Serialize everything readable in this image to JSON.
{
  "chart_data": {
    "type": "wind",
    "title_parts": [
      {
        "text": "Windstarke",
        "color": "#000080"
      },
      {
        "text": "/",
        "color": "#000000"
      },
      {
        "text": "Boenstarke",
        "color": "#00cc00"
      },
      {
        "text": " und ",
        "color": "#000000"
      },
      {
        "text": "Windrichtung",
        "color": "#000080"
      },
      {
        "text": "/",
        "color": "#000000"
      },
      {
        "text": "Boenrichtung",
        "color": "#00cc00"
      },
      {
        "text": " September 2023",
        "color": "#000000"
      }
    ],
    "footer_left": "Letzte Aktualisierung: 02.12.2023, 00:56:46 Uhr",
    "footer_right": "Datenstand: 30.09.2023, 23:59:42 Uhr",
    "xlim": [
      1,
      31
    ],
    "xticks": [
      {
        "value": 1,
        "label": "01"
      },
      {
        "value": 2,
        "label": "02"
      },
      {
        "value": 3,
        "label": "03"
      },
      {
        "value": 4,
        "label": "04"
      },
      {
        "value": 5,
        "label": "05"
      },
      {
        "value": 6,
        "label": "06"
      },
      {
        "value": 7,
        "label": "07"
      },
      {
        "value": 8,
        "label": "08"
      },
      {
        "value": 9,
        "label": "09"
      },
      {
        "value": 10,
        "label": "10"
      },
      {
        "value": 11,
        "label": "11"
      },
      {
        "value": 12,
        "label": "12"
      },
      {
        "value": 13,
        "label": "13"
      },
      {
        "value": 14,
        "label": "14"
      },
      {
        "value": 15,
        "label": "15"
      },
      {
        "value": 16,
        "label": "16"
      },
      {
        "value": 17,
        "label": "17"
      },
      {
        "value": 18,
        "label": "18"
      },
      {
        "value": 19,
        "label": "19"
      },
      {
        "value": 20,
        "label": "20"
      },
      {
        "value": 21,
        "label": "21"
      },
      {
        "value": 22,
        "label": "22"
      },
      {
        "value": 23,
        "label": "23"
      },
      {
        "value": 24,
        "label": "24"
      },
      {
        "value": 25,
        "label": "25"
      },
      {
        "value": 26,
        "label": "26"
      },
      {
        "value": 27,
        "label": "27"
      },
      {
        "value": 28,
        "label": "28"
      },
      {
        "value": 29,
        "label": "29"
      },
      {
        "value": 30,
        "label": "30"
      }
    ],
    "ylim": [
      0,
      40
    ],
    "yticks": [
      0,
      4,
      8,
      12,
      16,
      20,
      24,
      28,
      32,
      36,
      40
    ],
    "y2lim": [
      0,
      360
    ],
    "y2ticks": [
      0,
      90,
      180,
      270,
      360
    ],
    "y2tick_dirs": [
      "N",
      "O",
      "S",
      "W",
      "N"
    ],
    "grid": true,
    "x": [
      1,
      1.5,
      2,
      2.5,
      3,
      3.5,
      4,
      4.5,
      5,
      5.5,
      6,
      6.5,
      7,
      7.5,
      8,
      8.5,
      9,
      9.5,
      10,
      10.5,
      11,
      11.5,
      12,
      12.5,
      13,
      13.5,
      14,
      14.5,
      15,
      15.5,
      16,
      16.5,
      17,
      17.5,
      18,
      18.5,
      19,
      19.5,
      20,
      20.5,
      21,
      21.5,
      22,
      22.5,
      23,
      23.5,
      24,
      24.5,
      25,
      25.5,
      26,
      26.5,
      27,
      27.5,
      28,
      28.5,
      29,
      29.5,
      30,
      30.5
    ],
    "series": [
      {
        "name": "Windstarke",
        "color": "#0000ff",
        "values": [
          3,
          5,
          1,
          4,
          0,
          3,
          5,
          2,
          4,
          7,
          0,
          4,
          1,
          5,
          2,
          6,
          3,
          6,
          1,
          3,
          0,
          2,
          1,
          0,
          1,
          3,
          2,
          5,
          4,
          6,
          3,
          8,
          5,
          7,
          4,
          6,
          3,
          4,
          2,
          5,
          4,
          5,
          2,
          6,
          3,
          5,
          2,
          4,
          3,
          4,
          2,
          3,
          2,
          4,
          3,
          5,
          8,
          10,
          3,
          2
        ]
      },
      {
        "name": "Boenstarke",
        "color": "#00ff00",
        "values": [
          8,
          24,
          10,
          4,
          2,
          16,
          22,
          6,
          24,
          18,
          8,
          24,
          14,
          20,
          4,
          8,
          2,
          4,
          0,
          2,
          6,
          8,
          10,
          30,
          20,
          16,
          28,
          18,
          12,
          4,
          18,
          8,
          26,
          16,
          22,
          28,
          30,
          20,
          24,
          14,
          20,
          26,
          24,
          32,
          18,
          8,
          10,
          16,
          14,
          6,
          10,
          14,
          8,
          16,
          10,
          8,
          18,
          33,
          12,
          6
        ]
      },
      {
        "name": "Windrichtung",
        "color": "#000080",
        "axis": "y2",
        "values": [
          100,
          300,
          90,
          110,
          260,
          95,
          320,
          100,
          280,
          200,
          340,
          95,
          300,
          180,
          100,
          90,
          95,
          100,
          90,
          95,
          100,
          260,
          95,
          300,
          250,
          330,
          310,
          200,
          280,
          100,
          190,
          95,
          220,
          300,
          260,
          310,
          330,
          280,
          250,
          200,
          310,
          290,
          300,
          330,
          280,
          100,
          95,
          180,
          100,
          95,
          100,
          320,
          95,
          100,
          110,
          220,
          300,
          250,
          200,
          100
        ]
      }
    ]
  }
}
- - -
Using the material above, print every entry exactly as written.

_Solution to the problem_:
Serialize everything readable in this image to JSON.
{
  "chart_data": {
    "type": "wind",
    "title_parts": [
      {
        "text": "Windstarke",
        "color": "#000080"
      },
      {
        "text": "/",
        "color": "#000000"
      },
      {
        "text": "Boenstarke",
        "color": "#00cc00"
      },
      {
        "text": " und ",
        "color": "#000000"
      },
      {
        "text": "Windrichtung",
        "color": "#000080"
      },
      {
        "text": "/",
        "color": "#000000"
      },
      {
        "text": "Boenrichtung",
        "color": "#00cc00"
      },
      {
        "text": " September 2023",
        "color": "#000000"
      }
    ],
    "footer_left": "Letzte Aktualisierung: 02.12.2023, 00:56:46 Uhr",
    "footer_right": "Datenstand: 30.09.2023, 23:59:42 Uhr",
    "xlim": [
      1,
      31
    ],
    "xticks": [
      {
        "value": 1,
        "label": "01"
      },
      {
        "value": 2,
        "label": "02"
      },
      {
        "value": 3,
        "label": "03"
      },
      {
        "value": 4,
        "label": "04"
      },
      {
        "value": 5,
        "label": "05"
      },
      {
        "value": 6,
        "label": "06"
      },
      {
        "value": 7,
        "label": "07"
      },
      {
        "value": 8,
        "label": "08"
      },
      {
        "value": 9,
        "label": "09"
      },
      {
        "value": 10,
        "label": "10"
      },
      {
        "value": 11,
        "label": "11"
      },
      {
        "value": 12,
        "label": "12"
      },
      {
        "value": 13,
        "label": "13"
      },
      {
        "value": 14,
        "label": "14"
      },
      {
        "value": 15,
        "label": "15"
      },
      {
        "value": 16,
        "label": "16"
      },
      {
        "value": 17,
        "label": "17"
      },
      {
        "value": 18,
        "label": "18"
      },
      {
        "value": 19,
        "label": "19"
      },
      {
        "value": 20,
        "label": "20"
      },
      {
        "value": 21,
        "label": "21"
      },
      {
        "value": 22,
        "label": "22"
      },
      {
        "value": 23,
        "label": "23"
      },
      {
        "value": 24,
        "label": "24"
      },
      {
        "value": 25,
        "label": "25"
      },
      {
        "value": 26,
        "label": "26"
      },
      {
        "value": 27,
        "label": "27"
      },
      {
        "value": 28,
        "label": "28"
      },
      {
        "value": 29,
        "label": "29"
      },
      {
        "value": 30,
        "label": "30"
      }
    ],
    "ylim": [
      0,
      40
    ],
    "yticks": [
      0,
      4,
      8,
      12,
      16,
      20,
      24,
      28,
      32,
      36,
      40
    ],
    "y2lim": [
      0,
      360
    ],
    "y2ticks": [
      0,
      90,
      180,
      270,
      360
    ],
    "y2tick_dirs": [
      "N",
      "O",
      "S",
      "W",
      "N"
    ],
    "grid": true,
    "x": [
      1,
      1.5,
      2,
      2.5,
      3,
      3.5,
      4,
      4.5,
      5,
      5.5,
      6,
      6.5,
      7,
      7.5,
      8,
      8.5,
      9,
      9.5,
      10,
      10.5,
      11,
      11.5,
      12,
      12.5,
      13,
      13.5,
      14,
      14.5,
      15,
      15.5,
      16,
      16.5,
      17,
      17.5,
      18,
      18.5,
      19,
      19.5,
      20,
      20.5,
      21,
      21.5,
      22,
      22.5,
      23,
      23.5,
      24,
      24.5,
      25,
      25.5,
      26,
      26.5,
      27,
      27.5,
      28,
      28.5,
      29,
      29.5,
      30,
      30.5
    ],
    "series": [
      {
        "name": "Windstarke",
        "color": "#0000ff",
        "values": [
          3,
          5,
          1,
          4,
          0,
          3,
          5,
          2,
          4,
          7,
          0,
          4,
          1,
          5,
          2,
          6,
          3,
          6,
          1,
          3,
          0,
          2,
          1,
          0,
          1,
          3,
          2,
          5,
          4,
          6,
          3,
          8,
          5,
          7,
          4,
          6,
          3,
          4,
          2,
          5,
          4,
          5,
          2,
          6,
          3,
          5,
          2,
          4,
          3,
          4,
          2,
          3,
          2,
          4,
          3,
          5,
          8,
          10,
          3,
          2
        ]
      },
      {
        "name": "Boenstarke",
        "color": "#00ff00",
        "values": [
          8,
          24,
          10,
          4,
          2,
          16,
          22,
          6,
          24,
          18,
          8,
          24,
          14,
          20,
          4,
          8,
          2,
          4,
          0,
          2,
          6,
          8,
          10,
          30,
          20,
          16,
          28,
          18,
          12,
          4,
          18,
          8,
          26,
          16,
          22,
          28,
          30,
          20,
          24,
          14,
          20,
          26,
          24,
          32,
          18,
          8,
          10,
          16,
          14,
          6,
          10,
          14,
          8,
          16,
          10,
          8,
          18,
          33,
          12,
          6
        ]
      },
      {
        "name": "Windrichtung",
        "color": "#000080",
        "axis": "y2",
        "values": [
          100,
          300,
          90,
          110,
          260,
          95,
          320,
          100,
          280,
          200,
          340,
          95,
          300,
          180,
          100,
          90,
          95,
          100,
          90,
          95,
          100,
          260,
          95,
          300,
          250,
          330,
          310,
          200,
          280,
          100,
          190,
          95,
          220,
          300,
          260,
          310,
          330,
          280,
          250,
          200,
          310,
          290,
          300,
          330,
          280,
          100,
          95,
          180,
          100,
          95,
          100,
          320,
          95,
          100,
          110,
          220,
          300,
          250,
          200,
          100
        ]
      }
    ]
  }
}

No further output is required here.